*Fragen*:
**1)** Beantworte zum Interview mit Marion Steffens diese Fragen:
(a) Was wollten Frauen laut Text erreichen, als der Weltfrauentag entstand?
(b) Wie viele weibliche Fellows werden in dieser Woche vorgestellt?
(c) Wie versteht Marion ihr Engagement in erster Linie?
**2)** Führe das Interview mit Marion Steffens nach seinem letzten Satz fort.

*Text zur Prüfung*:
<<<<

Autor:in: Jana Gioia Baurmann
Bild: privat/Angelina Bambina/Shutterstock
»Es fehlt an wirksamen Frauennetzwerken, die auf gegenseitige Förderung setzen.«
Entstanden ist der Weltfrauentag, weil frau endlich gleichberechtigt sein wollte, wählen können wollte, sich emanzipieren wollte. Und ja, seitdem ist etwas passiert – aber nicht genug. Noch immer gibt es beispielsweise viel zu wenige Frauen, die gründen. Mit einem Grunde, weshalb wir euch in dieser Woche fünf weibliche Fellows aus unserem Netzwerk vorstellen. Heute: Marion Steffens.
Ashoka: Was war deine Motivation, dich sozial zu engagieren?
Marion: Meine Motivation ist Verantwortung im Sinne von »Antwort geben«. Dabei verstehe ich mein Engagement nicht in erster Linie als sozial, sondern als politisch. Politisch in dem Sinne, als Politik zwischen den Menschen stattfindet und den Raum zwischen uns braucht und gestaltet. Wenn also Frauen in ihrer engsten Umgebung Gewalt erleben und diese Gewalt – obwohl sie zu den schwersten, kontinuierlich stattfindenden Menschenrechtsverletzungen in jedem Staat der Erde gehört – weder politisch noch gesellschaftlich Gegenstand von Diskussion und politischem Handeln wird, dann, so dachte ich, will ich etwas tun.

>>>>

*Die Daten*:
<<<<

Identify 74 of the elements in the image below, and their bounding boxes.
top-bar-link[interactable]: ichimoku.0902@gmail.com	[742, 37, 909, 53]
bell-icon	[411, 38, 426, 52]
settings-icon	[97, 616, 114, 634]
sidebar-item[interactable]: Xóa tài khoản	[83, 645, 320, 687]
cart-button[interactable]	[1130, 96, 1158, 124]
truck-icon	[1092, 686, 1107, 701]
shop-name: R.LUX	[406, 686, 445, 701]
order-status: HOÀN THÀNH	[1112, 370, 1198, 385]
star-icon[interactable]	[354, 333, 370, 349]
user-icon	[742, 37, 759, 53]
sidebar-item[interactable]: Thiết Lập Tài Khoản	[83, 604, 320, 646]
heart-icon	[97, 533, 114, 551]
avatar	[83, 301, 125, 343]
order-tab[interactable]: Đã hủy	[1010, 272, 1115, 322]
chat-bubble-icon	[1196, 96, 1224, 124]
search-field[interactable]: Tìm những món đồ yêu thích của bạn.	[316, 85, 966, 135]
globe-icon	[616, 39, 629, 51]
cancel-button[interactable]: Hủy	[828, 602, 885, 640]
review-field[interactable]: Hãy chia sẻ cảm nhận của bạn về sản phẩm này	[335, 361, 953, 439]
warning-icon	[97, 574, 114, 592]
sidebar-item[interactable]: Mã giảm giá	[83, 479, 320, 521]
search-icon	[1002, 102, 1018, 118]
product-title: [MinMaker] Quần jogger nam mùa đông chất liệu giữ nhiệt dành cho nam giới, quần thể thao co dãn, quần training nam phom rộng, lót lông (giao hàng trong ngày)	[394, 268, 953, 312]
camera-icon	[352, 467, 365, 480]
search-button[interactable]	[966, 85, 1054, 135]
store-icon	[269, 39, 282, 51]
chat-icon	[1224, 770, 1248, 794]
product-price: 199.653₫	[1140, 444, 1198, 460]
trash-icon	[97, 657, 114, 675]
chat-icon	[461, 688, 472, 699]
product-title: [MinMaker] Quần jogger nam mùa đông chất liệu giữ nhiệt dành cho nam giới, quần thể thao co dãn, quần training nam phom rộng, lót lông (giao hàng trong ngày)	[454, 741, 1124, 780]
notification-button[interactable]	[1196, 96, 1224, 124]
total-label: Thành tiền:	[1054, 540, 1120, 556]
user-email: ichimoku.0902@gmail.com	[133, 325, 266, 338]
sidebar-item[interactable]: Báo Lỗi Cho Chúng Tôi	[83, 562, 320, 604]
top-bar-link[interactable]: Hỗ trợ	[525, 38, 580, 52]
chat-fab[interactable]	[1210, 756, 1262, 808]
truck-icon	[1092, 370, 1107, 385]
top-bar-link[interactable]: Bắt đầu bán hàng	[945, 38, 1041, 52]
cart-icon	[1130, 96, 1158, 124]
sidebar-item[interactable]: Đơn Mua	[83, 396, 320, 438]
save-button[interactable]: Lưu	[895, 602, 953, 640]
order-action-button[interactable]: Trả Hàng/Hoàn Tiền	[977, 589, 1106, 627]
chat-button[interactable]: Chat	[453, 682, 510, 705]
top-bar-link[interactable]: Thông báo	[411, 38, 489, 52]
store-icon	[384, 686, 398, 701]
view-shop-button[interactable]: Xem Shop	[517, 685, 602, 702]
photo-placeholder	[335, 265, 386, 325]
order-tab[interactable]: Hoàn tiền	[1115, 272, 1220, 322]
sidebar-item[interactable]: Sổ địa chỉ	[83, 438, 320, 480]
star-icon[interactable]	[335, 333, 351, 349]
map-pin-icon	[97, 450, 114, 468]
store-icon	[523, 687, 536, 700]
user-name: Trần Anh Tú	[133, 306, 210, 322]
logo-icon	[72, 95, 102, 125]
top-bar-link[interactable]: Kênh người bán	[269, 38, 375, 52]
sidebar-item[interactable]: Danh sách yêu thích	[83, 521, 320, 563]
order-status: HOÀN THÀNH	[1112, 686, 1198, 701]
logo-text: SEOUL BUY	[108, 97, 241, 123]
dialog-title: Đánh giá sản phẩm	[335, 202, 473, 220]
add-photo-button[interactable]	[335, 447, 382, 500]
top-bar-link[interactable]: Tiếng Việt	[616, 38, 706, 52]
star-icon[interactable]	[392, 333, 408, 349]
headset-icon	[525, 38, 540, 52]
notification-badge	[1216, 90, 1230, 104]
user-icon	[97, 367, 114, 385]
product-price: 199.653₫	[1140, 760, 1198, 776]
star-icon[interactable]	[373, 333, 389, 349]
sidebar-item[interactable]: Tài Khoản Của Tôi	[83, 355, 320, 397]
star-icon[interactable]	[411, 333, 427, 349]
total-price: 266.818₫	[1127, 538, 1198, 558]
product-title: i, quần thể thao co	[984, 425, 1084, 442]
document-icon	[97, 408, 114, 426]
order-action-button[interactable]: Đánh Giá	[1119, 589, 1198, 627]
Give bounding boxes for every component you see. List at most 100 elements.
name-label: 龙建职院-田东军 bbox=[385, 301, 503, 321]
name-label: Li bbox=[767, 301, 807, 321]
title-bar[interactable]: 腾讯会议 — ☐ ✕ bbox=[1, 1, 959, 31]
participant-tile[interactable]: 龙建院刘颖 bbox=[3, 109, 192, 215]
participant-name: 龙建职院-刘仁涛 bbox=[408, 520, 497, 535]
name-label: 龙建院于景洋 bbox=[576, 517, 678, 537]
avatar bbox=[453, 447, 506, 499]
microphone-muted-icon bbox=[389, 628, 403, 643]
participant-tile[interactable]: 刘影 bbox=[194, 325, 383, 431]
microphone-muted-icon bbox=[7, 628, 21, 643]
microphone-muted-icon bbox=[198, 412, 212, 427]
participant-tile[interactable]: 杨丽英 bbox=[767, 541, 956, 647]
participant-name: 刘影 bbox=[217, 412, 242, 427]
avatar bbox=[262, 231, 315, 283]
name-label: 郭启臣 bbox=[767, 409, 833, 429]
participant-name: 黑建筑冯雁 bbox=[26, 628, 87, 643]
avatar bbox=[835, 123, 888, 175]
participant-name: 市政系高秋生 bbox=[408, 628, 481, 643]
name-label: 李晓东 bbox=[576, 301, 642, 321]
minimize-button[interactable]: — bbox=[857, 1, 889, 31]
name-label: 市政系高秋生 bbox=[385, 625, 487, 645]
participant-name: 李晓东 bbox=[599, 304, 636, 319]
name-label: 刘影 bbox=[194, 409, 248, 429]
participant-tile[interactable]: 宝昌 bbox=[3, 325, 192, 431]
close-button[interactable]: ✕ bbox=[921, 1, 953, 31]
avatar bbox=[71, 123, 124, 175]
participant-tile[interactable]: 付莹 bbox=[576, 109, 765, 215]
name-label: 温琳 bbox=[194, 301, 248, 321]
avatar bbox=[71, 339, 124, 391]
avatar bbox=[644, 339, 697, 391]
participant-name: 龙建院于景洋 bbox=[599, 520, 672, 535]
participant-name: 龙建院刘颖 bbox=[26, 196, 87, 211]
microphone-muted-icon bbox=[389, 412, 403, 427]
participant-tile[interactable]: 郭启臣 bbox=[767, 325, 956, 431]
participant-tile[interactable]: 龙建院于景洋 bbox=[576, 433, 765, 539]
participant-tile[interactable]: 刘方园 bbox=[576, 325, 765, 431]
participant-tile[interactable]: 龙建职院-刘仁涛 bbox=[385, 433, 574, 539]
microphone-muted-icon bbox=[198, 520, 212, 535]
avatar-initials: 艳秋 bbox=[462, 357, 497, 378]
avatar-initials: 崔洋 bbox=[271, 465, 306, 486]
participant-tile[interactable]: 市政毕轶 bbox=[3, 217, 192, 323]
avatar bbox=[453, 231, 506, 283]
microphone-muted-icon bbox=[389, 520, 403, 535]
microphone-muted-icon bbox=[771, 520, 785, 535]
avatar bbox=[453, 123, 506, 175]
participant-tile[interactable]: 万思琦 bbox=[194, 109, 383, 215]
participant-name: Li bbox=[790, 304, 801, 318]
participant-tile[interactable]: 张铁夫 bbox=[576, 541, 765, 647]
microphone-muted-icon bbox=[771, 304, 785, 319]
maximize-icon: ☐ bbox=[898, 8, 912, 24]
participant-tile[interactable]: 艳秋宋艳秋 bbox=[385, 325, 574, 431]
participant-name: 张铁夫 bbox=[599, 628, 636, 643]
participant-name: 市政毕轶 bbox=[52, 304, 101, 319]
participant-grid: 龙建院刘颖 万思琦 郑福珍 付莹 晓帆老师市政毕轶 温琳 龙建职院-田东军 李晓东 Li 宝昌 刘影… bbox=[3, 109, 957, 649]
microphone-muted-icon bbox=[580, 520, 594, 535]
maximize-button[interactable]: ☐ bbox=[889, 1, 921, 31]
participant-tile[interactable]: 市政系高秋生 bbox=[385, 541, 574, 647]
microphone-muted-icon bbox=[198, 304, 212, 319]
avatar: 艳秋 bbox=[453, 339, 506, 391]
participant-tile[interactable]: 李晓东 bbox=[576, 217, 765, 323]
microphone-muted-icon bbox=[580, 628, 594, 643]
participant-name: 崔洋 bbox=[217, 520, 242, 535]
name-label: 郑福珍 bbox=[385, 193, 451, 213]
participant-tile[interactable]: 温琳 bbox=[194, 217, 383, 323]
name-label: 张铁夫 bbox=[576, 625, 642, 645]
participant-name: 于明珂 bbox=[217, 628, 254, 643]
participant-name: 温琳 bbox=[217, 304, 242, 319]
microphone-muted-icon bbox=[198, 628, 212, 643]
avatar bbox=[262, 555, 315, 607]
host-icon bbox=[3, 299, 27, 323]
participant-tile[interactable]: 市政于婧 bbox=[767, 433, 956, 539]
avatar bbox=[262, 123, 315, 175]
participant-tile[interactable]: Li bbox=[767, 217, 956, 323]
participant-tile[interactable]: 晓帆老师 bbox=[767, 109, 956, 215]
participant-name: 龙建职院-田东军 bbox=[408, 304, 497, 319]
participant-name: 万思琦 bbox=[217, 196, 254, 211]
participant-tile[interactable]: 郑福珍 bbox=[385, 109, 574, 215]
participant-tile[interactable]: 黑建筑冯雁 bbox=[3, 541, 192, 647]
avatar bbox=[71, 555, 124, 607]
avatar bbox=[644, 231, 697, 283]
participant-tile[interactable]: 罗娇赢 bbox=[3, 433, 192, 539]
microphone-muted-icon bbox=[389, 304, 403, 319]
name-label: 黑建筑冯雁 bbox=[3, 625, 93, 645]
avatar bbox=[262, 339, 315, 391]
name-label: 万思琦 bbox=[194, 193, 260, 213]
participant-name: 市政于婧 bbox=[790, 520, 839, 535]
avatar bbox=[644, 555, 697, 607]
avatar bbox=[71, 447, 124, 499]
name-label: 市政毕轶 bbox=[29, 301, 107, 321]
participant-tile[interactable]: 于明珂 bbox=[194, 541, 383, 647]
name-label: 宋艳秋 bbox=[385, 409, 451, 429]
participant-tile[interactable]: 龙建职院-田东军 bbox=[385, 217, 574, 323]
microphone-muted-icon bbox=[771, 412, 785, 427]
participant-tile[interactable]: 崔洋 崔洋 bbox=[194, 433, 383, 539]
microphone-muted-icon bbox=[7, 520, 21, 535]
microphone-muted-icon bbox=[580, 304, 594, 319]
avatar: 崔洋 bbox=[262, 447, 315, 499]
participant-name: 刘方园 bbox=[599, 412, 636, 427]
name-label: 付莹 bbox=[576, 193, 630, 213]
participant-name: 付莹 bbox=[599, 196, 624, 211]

>>>>

*Antworten*:
**1)**
(a) Sie wollten endlich gleichberechtigt sein, wählen können und sich emanzipieren.
(b) Fünf.
(c) Nicht als sozial, sondern als politisch.

**2)**
Welches Ziel verfolgst du mit deiner Arbeit?
Mein Ziel ist, Gewalt gegen Frauen zu einer Angelegenheit jedes Bürgers und jeder Bürgerin zu machen. Neben ernsthaften Anstrengungen, Gewalt im Geschlechterverhältnis wirksam zu verhindern, muss betroffenen Frauen und ihren Kindern jederzeit und überall Zugang zu unmittelbarem Schutz gewährt werden. Hierbei spielt der medizinische Sektor eine Schlüsselrolle. Ein Leben ohne Diskriminierung, Bedrohung und Gewalt ist die Voraussetzung dafür, dass eine gemeinsame Gestaltung unserer Lebenswelten überhaupt gelingen kann.
Wie können wir es deiner Meinung nach schaffen, dass mehr Frauen sich sozial engagieren?
Frauen engagieren sich im Übermaß im sozialen Bereich. Sie stellen die überwiegende Mehrheit in allen Formen der Care-Arbeit – überwiegend un- oder schlecht bezahlt. Die Frage wäre: Wie können wir es schaffen, dass sich mehr Frauen im oben genannten Sinne »politisch« betätigen? Hierbei geht es ausdrücklich nicht um »die Politik« der Parlamente und Parteien. Sondern um ein politisches Verständnis der Lebens- und Arbeitsbedingungen. Und um den Gestaltungswillen, hier – gemeinsam mit anderen Frauen und Männern – an Lösungen zu arbeiten. Und zwar vor allem im eigenen Lebensumfeld.
Welche Barrieren existieren noch?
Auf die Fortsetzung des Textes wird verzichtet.